### Material provided
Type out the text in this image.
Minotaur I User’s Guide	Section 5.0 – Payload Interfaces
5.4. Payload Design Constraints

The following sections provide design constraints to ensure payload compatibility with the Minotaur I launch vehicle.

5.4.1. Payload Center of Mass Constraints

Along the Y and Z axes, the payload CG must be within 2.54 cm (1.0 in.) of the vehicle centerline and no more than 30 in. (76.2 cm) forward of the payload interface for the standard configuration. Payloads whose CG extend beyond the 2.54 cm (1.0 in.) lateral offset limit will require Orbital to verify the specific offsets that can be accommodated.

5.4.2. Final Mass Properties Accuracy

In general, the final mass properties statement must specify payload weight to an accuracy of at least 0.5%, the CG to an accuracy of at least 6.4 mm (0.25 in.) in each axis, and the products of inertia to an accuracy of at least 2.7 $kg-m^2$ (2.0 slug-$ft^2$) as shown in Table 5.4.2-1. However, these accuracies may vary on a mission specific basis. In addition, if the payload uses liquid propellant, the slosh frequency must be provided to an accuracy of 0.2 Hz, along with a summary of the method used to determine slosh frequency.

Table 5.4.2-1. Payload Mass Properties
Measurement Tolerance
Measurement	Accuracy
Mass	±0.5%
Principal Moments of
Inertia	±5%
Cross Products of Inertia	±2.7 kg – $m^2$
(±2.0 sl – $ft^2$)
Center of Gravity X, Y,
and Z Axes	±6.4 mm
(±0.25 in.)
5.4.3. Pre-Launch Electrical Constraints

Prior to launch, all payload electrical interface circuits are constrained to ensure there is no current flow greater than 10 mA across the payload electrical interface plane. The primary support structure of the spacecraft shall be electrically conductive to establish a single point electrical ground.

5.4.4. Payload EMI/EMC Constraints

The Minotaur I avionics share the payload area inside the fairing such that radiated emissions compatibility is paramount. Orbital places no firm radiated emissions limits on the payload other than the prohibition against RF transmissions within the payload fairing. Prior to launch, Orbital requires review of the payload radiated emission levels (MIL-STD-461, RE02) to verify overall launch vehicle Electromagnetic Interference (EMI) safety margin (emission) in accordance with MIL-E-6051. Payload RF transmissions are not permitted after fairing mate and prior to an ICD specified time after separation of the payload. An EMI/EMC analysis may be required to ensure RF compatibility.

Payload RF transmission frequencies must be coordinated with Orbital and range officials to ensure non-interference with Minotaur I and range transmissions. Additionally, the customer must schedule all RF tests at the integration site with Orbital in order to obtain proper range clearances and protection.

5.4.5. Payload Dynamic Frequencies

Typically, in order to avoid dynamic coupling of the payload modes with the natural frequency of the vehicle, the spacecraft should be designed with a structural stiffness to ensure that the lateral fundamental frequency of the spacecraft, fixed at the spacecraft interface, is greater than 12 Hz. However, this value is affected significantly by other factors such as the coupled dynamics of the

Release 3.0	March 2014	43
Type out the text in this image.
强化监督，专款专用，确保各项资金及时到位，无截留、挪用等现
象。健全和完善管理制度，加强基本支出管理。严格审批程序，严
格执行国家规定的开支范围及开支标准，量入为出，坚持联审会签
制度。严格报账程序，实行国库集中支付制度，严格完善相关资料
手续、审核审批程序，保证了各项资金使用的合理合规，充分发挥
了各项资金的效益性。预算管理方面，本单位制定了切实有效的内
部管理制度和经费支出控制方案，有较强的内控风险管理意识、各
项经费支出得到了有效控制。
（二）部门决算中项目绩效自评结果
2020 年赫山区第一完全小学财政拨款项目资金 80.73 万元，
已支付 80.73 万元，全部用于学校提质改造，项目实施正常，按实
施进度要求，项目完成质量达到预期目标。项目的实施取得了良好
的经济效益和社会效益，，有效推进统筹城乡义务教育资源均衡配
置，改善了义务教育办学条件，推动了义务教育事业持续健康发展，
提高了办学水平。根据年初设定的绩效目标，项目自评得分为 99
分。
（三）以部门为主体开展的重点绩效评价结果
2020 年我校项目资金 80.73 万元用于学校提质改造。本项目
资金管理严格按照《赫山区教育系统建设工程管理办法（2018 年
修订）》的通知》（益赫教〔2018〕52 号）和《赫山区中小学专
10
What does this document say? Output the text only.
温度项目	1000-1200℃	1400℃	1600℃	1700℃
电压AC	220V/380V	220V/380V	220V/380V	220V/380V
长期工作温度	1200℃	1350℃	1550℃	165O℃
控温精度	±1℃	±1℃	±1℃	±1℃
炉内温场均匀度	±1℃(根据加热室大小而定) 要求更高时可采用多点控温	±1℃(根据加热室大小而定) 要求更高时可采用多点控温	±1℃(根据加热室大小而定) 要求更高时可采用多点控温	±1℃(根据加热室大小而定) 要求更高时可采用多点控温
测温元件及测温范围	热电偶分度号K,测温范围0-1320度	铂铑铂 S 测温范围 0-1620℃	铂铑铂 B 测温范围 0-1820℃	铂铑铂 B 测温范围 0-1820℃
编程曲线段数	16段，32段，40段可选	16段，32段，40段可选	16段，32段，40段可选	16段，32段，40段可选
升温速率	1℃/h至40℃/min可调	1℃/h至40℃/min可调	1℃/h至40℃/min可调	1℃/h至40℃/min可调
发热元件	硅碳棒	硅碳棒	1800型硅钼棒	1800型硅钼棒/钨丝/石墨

### Task statement
Which lines include "However"? Copy each of them out.

### Answer to this exercise
In general, the final mass properties statement must specify payload weight to an accuracy of at least 0.5%, the CG to an accuracy of at least 6.4 mm (0.25 in.) in each axis, and the products of inertia to an accuracy of at least 2.7 $kg-m^2$ (2.0 slug-$ft^2$) as shown in Table 5.4.2-1. However, these accuracies may vary on a mission specific basis. In addition, if the payload uses liquid propellant, the slosh frequency must be provided to an accuracy of 0.2 Hz, along with a summary of the method used to determine slosh frequency.
Typically, in order to avoid dynamic coupling of the payload modes with the natural frequency of the vehicle, the spacecraft should be designed with a structural stiffness to ensure that the lateral fundamental frequency of the spacecraft, fixed at the spacecraft interface, is greater than 12 Hz. However, this value is affected significantly by other factors such as the coupled dynamics of the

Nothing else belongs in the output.